### Problem description
Return the records that follow unaltered. Omit every picture.
+++ Listed records
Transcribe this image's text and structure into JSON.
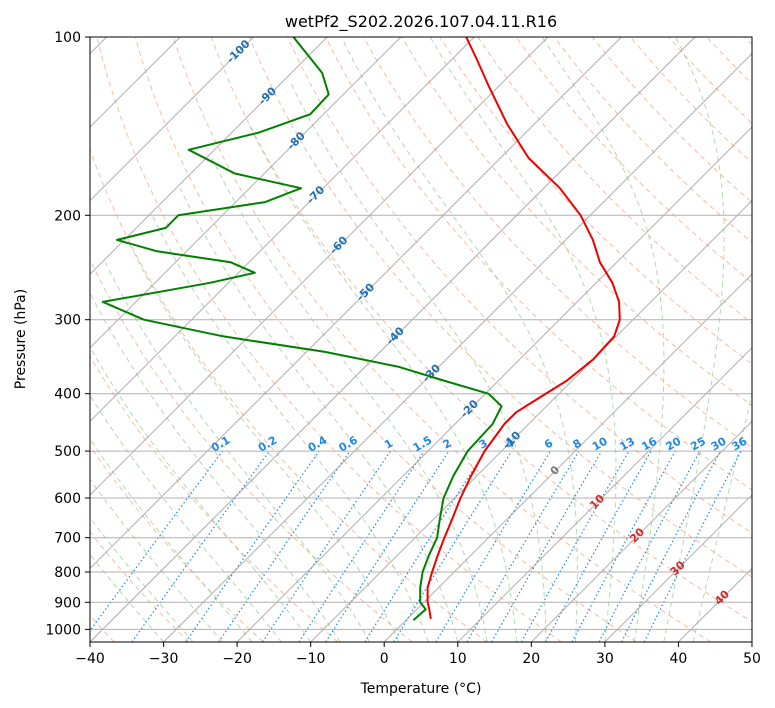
{
  "chart_data": {
    "type": "skew-t",
    "title": "wetPf2_S202.2026.107.04.11.R16",
    "xlabel": "Temperature (°C)",
    "ylabel": "Pressure (hPa)",
    "xlim": [
      -40,
      50
    ],
    "ylim": [
      1050,
      100
    ],
    "x_ticks": [
      "−40",
      "−30",
      "−20",
      "−10",
      "0",
      "10",
      "20",
      "30",
      "40",
      "50"
    ],
    "y_ticks": [
      {
        "p": 100,
        "label": "100"
      },
      {
        "p": 200,
        "label": "200"
      },
      {
        "p": 300,
        "label": "300"
      },
      {
        "p": 400,
        "label": "400"
      },
      {
        "p": 500,
        "label": "500"
      },
      {
        "p": 600,
        "label": "600"
      },
      {
        "p": 700,
        "label": "700"
      },
      {
        "p": 800,
        "label": "800"
      },
      {
        "p": 900,
        "label": "900"
      },
      {
        "p": 1000,
        "label": "1000"
      }
    ],
    "series": [
      {
        "name": "temperature",
        "color": "#ee0000",
        "points": [
          [
            960,
            3.2
          ],
          [
            925,
            1.7
          ],
          [
            900,
            0.5
          ],
          [
            850,
            -1.5
          ],
          [
            800,
            -3.0
          ],
          [
            750,
            -4.5
          ],
          [
            700,
            -6.0
          ],
          [
            650,
            -7.5
          ],
          [
            600,
            -9.2
          ],
          [
            550,
            -10.8
          ],
          [
            500,
            -12.3
          ],
          [
            450,
            -13.3
          ],
          [
            430,
            -13.3
          ],
          [
            410,
            -12.3
          ],
          [
            380,
            -10.7
          ],
          [
            350,
            -10.0
          ],
          [
            320,
            -10.3
          ],
          [
            300,
            -11.8
          ],
          [
            280,
            -14.3
          ],
          [
            260,
            -17.8
          ],
          [
            240,
            -22.3
          ],
          [
            220,
            -26.3
          ],
          [
            200,
            -31.3
          ],
          [
            180,
            -37.8
          ],
          [
            160,
            -46.2
          ],
          [
            140,
            -53.8
          ],
          [
            120,
            -61.8
          ],
          [
            110,
            -66.2
          ],
          [
            100,
            -71.1
          ]
        ]
      },
      {
        "name": "dewpoint",
        "color": "#008000",
        "points": [
          [
            965,
            1.0
          ],
          [
            925,
            1.2
          ],
          [
            900,
            -0.5
          ],
          [
            850,
            -2.5
          ],
          [
            800,
            -4.3
          ],
          [
            750,
            -5.7
          ],
          [
            700,
            -7.0
          ],
          [
            650,
            -9.2
          ],
          [
            600,
            -11.5
          ],
          [
            550,
            -13.2
          ],
          [
            500,
            -14.6
          ],
          [
            450,
            -14.9
          ],
          [
            420,
            -16.1
          ],
          [
            400,
            -19.6
          ],
          [
            380,
            -27.5
          ],
          [
            360,
            -35.6
          ],
          [
            340,
            -47.5
          ],
          [
            320,
            -63.5
          ],
          [
            300,
            -76.5
          ],
          [
            280,
            -84.5
          ],
          [
            260,
            -72.5
          ],
          [
            250,
            -67.8
          ],
          [
            240,
            -72.5
          ],
          [
            230,
            -84.0
          ],
          [
            220,
            -91.0
          ],
          [
            210,
            -86.0
          ],
          [
            200,
            -86.0
          ],
          [
            190,
            -76.0
          ],
          [
            180,
            -73.0
          ],
          [
            170,
            -84.0
          ],
          [
            155,
            -93.5
          ],
          [
            145,
            -86.3
          ],
          [
            135,
            -81.8
          ],
          [
            125,
            -82.0
          ],
          [
            115,
            -85.8
          ],
          [
            100,
            -94.6
          ]
        ]
      }
    ],
    "isotherm_labels": [
      {
        "t": -100,
        "p": 106,
        "label": "-100"
      },
      {
        "t": -90,
        "p": 126,
        "label": "-90"
      },
      {
        "t": -80,
        "p": 150,
        "label": "-80"
      },
      {
        "t": -70,
        "p": 185,
        "label": "-70"
      },
      {
        "t": -60,
        "p": 225,
        "label": "-60"
      },
      {
        "t": -50,
        "p": 270,
        "label": "-50"
      },
      {
        "t": -40,
        "p": 320,
        "label": "-40"
      },
      {
        "t": -30,
        "p": 370,
        "label": "-30"
      },
      {
        "t": -20,
        "p": 425,
        "label": "-20"
      },
      {
        "t": -10,
        "p": 480,
        "label": "-10"
      },
      {
        "t": 0,
        "p": 540,
        "label": "0"
      },
      {
        "t": 10,
        "p": 610,
        "label": "10"
      },
      {
        "t": 20,
        "p": 695,
        "label": "20"
      },
      {
        "t": 30,
        "p": 790,
        "label": "30"
      },
      {
        "t": 40,
        "p": 885,
        "label": "40"
      }
    ],
    "mixing_ratio_labels": [
      "0.1",
      "0.2",
      "0.4",
      "0.6",
      "1",
      "1.5",
      "2",
      "3",
      "4",
      "6",
      "8",
      "10",
      "13",
      "16",
      "20",
      "25",
      "30",
      "36"
    ],
    "mixing_ratio_label_pressure": 500
  },
  "colors": {
    "temperature": "#ee0000",
    "dewpoint": "#008000",
    "isotherm": "#9a9a9a",
    "isobar": "#b0b0b0",
    "dry_adiabat": "#f4a582",
    "moist_adiabat": "#8fc98f",
    "mixing_ratio": "#1e88e5",
    "label_cold": "#1f6fb4",
    "label_zero": "#777777",
    "label_warm": "#d62728"
  }
}
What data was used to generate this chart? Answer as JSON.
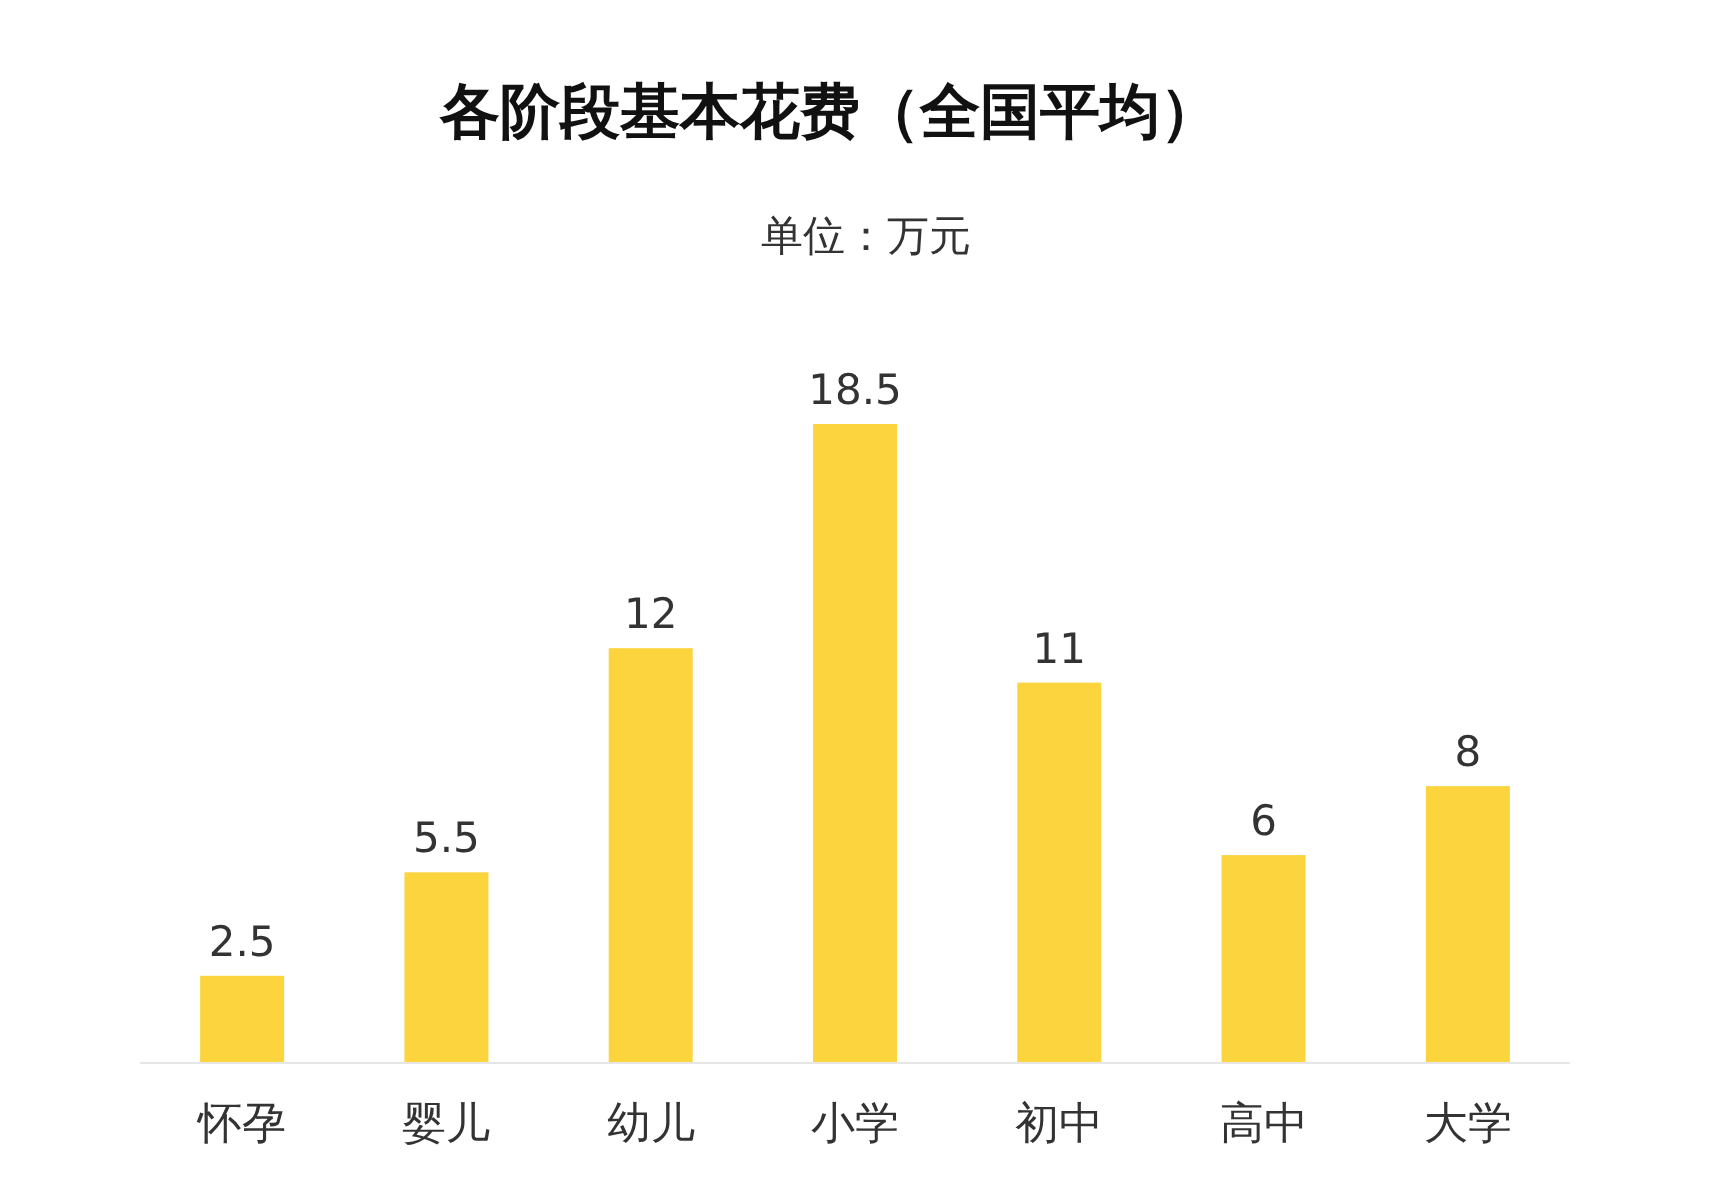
{
  "chart_data": {
    "type": "bar",
    "title": "各阶段基本花费（全国平均）",
    "subtitle": "单位：万元",
    "categories": [
      "怀孕",
      "婴儿",
      "幼儿",
      "小学",
      "初中",
      "高中",
      "大学"
    ],
    "values": [
      2.5,
      5.5,
      12,
      18.5,
      11,
      6,
      8
    ],
    "color": "#fcd43e",
    "data_labels": true
  }
}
++++++
### Task response
Transcribe this image's text and structure into JSON.
{
  "chart_data": {
    "type": "skew-t",
    "title": "wetPf2_S202.2026.107.04.11.R16",
    "xlabel": "Temperature (°C)",
    "ylabel": "Pressure (hPa)",
    "xlim": [
      -40,
      50
    ],
    "ylim": [
      1050,
      100
    ],
    "x_ticks": [
      "−40",
      "−30",
      "−20",
      "−10",
      "0",
      "10",
      "20",
      "30",
      "40",
      "50"
    ],
    "y_ticks": [
      {
        "p": 100,
        "label": "100"
      },
      {
        "p": 200,
        "label": "200"
      },
      {
        "p": 300,
        "label": "300"
      },
      {
        "p": 400,
        "label": "400"
      },
      {
        "p": 500,
        "label": "500"
      },
      {
        "p": 600,
        "label": "600"
      },
      {
        "p": 700,
        "label": "700"
      },
      {
        "p": 800,
        "label": "800"
      },
      {
        "p": 900,
        "label": "900"
      },
      {
        "p": 1000,
        "label": "1000"
      }
    ],
    "series": [
      {
        "name": "temperature",
        "color": "#ee0000",
        "points": [
          [
            960,
            3.2
          ],
          [
            925,
            1.7
          ],
          [
            900,
            0.5
          ],
          [
            850,
            -1.5
          ],
          [
            800,
            -3.0
          ],
          [
            750,
            -4.5
          ],
          [
            700,
            -6.0
          ],
          [
            650,
            -7.5
          ],
          [
            600,
            -9.2
          ],
          [
            550,
            -10.8
          ],
          [
            500,
            -12.3
          ],
          [
            450,
            -13.3
          ],
          [
            430,
            -13.3
          ],
          [
            410,
            -12.3
          ],
          [
            380,
            -10.7
          ],
          [
            350,
            -10.0
          ],
          [
            320,
            -10.3
          ],
          [
            300,
            -11.8
          ],
          [
            280,
            -14.3
          ],
          [
            260,
            -17.8
          ],
          [
            240,
            -22.3
          ],
          [
            220,
            -26.3
          ],
          [
            200,
            -31.3
          ],
          [
            180,
            -37.8
          ],
          [
            160,
            -46.2
          ],
          [
            140,
            -53.8
          ],
          [
            120,
            -61.8
          ],
          [
            110,
            -66.2
          ],
          [
            100,
            -71.1
          ]
        ]
      },
      {
        "name": "dewpoint",
        "color": "#008000",
        "points": [
          [
            965,
            1.0
          ],
          [
            925,
            1.2
          ],
          [
            900,
            -0.5
          ],
          [
            850,
            -2.5
          ],
          [
            800,
            -4.3
          ],
          [
            750,
            -5.7
          ],
          [
            700,
            -7.0
          ],
          [
            650,
            -9.2
          ],
          [
            600,
            -11.5
          ],
          [
            550,
            -13.2
          ],
          [
            500,
            -14.6
          ],
          [
            450,
            -14.9
          ],
          [
            420,
            -16.1
          ],
          [
            400,
            -19.6
          ],
          [
            380,
            -27.5
          ],
          [
            360,
            -35.6
          ],
          [
            340,
            -47.5
          ],
          [
            320,
            -63.5
          ],
          [
            300,
            -76.5
          ],
          [
            280,
            -84.5
          ],
          [
            260,
            -72.5
          ],
          [
            250,
            -67.8
          ],
          [
            240,
            -72.5
          ],
          [
            230,
            -84.0
          ],
          [
            220,
            -91.0
          ],
          [
            210,
            -86.0
          ],
          [
            200,
            -86.0
          ],
          [
            190,
            -76.0
          ],
          [
            180,
            -73.0
          ],
          [
            170,
            -84.0
          ],
          [
            155,
            -93.5
          ],
          [
            145,
            -86.3
          ],
          [
            135,
            -81.8
          ],
          [
            125,
            -82.0
          ],
          [
            115,
            -85.8
          ],
          [
            100,
            -94.6
          ]
        ]
      }
    ],
    "isotherm_labels": [
      {
        "t": -100,
        "p": 106,
        "label": "-100"
      },
      {
        "t": -90,
        "p": 126,
        "label": "-90"
      },
      {
        "t": -80,
        "p": 150,
        "label": "-80"
      },
      {
        "t": -70,
        "p": 185,
        "label": "-70"
      },
      {
        "t": -60,
        "p": 225,
        "label": "-60"
      },
      {
        "t": -50,
        "p": 270,
        "label": "-50"
      },
      {
        "t": -40,
        "p": 320,
        "label": "-40"
      },
      {
        "t": -30,
        "p": 370,
        "label": "-30"
      },
      {
        "t": -20,
        "p": 425,
        "label": "-20"
      },
      {
        "t": -10,
        "p": 480,
        "label": "-10"
      },
      {
        "t": 0,
        "p": 540,
        "label": "0"
      },
      {
        "t": 10,
        "p": 610,
        "label": "10"
      },
      {
        "t": 20,
        "p": 695,
        "label": "20"
      },
      {
        "t": 30,
        "p": 790,
        "label": "30"
      },
      {
        "t": 40,
        "p": 885,
        "label": "40"
      }
    ],
    "mixing_ratio_labels": [
      "0.1",
      "0.2",
      "0.4",
      "0.6",
      "1",
      "1.5",
      "2",
      "3",
      "4",
      "6",
      "8",
      "10",
      "13",
      "16",
      "20",
      "25",
      "30",
      "36"
    ],
    "mixing_ratio_label_pressure": 500
  },
  "colors": {
    "temperature": "#ee0000",
    "dewpoint": "#008000",
    "isotherm": "#9a9a9a",
    "isobar": "#b0b0b0",
    "dry_adiabat": "#f4a582",
    "moist_adiabat": "#8fc98f",
    "mixing_ratio": "#1e88e5",
    "label_cold": "#1f6fb4",
    "label_zero": "#777777",
    "label_warm": "#d62728"
  }
}
What data was used to generate this chart? Answer as JSON.
{
  "chart_data": {
    "type": "bar",
    "title": "各阶段基本花费（全国平均）",
    "subtitle": "单位：万元",
    "categories": [
      "怀孕",
      "婴儿",
      "幼儿",
      "小学",
      "初中",
      "高中",
      "大学"
    ],
    "values": [
      2.5,
      5.5,
      12,
      18.5,
      11,
      6,
      8
    ],
    "color": "#fcd43e",
    "data_labels": true
  }
}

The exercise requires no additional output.